**WHAT IS NEEDED:** Copy out exactly the lines from the one containing "Give me the" to the end of the records below, both included, and nothing else.

**INPUT:**
##############################

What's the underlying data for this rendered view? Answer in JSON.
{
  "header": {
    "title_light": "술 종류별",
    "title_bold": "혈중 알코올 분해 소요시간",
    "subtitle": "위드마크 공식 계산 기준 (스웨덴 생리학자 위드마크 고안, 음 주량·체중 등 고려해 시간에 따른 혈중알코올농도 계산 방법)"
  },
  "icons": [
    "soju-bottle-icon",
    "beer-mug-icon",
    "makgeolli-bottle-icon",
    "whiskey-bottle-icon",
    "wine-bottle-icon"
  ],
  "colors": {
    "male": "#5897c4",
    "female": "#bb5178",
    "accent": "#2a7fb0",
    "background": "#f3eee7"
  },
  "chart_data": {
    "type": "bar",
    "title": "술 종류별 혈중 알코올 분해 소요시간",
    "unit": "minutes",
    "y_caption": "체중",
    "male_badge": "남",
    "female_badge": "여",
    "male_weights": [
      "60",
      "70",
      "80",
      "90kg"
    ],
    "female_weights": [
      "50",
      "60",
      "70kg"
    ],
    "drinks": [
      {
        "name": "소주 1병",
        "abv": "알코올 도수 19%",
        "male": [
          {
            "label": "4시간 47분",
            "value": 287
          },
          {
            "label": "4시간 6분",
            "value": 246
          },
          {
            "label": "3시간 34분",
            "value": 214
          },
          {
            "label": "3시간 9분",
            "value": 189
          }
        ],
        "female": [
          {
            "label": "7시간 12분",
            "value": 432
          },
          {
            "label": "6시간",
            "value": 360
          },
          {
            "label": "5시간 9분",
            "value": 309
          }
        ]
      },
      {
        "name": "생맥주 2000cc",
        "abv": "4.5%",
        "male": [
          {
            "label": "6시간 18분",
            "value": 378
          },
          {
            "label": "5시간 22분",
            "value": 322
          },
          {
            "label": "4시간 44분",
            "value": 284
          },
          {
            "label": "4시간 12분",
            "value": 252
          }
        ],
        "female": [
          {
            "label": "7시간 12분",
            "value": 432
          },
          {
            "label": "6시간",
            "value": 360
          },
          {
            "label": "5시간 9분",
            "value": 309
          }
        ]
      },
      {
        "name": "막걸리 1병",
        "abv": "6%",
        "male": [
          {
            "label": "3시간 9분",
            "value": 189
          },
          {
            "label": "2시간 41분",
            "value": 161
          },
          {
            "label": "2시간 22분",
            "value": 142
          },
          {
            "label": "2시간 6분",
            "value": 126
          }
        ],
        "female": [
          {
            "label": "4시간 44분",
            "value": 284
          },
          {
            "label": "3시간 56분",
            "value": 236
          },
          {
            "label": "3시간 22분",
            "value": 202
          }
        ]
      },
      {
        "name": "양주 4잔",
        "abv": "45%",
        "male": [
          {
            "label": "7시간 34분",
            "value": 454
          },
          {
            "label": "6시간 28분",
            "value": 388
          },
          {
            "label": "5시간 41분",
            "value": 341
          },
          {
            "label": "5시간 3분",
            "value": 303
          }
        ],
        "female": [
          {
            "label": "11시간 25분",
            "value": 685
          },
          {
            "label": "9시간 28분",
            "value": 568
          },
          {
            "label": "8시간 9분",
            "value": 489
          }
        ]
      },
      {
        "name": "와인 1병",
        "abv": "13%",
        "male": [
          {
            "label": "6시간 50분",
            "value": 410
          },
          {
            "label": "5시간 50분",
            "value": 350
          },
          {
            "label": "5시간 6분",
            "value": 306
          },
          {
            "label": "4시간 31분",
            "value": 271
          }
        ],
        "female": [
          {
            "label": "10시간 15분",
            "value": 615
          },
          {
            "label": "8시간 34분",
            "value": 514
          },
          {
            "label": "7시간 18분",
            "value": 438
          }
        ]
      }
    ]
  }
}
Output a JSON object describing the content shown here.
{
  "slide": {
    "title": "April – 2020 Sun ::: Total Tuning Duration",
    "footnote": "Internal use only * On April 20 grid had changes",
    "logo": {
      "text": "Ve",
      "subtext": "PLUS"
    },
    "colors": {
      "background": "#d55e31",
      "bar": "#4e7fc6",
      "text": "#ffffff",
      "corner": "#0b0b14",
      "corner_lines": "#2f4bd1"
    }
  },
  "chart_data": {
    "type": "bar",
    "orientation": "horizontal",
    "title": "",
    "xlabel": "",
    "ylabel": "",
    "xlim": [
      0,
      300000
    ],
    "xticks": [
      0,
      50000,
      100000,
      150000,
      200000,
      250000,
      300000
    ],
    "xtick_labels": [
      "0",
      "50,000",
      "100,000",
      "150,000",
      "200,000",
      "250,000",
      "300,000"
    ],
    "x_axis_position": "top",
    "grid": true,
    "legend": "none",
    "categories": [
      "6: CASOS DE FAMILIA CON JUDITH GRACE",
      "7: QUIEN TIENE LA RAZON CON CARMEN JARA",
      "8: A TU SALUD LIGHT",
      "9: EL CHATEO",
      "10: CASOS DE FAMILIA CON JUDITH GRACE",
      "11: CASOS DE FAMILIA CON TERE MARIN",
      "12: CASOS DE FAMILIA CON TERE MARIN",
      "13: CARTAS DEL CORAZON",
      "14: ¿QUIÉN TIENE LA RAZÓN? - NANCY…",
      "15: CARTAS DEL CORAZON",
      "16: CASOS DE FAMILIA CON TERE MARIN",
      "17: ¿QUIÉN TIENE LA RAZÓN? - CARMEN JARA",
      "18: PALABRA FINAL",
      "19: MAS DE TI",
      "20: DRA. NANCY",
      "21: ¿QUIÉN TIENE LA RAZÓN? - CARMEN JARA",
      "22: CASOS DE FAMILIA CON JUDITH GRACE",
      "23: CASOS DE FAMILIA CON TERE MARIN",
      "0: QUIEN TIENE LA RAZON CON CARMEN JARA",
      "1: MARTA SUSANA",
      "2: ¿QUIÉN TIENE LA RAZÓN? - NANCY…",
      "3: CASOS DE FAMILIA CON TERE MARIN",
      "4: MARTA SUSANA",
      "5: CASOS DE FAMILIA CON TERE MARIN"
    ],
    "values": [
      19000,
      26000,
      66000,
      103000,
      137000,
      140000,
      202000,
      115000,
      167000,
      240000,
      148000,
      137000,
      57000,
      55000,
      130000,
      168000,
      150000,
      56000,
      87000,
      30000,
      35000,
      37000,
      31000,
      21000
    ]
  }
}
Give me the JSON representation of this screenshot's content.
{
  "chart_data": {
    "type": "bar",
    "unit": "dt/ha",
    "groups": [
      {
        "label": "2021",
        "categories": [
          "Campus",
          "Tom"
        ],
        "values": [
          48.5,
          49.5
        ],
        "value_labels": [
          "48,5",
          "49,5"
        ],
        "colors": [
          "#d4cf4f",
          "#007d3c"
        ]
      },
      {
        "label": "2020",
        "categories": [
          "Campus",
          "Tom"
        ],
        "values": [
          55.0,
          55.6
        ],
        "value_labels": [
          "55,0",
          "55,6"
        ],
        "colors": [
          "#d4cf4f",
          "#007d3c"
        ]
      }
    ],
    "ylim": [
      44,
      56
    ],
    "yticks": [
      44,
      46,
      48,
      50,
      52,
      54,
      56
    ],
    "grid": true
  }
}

##############################

**COMPLETED TASK:**
Give me the JSON representation of this screenshot's content.
{
  "chart_data": {
    "type": "bar",
    "unit": "dt/ha",
    "groups": [
      {
        "label": "2021",
        "categories": [
          "Campus",
          "Tom"
        ],
        "values": [
          48.5,
          49.5
        ],
        "value_labels": [
          "48,5",
          "49,5"
        ],
        "colors": [
          "#d4cf4f",
          "#007d3c"
        ]
      },
      {
        "label": "2020",
        "categories": [
          "Campus",
          "Tom"
        ],
        "values": [
          55.0,
          55.6
        ],
        "value_labels": [
          "55,0",
          "55,6"
        ],
        "colors": [
          "#d4cf4f",
          "#007d3c"
        ]
      }
    ],
    "ylim": [
      44,
      56
    ],
    "yticks": [
      44,
      46,
      48,
      50,
      52,
      54,
      56
    ],
    "grid": true
  }
}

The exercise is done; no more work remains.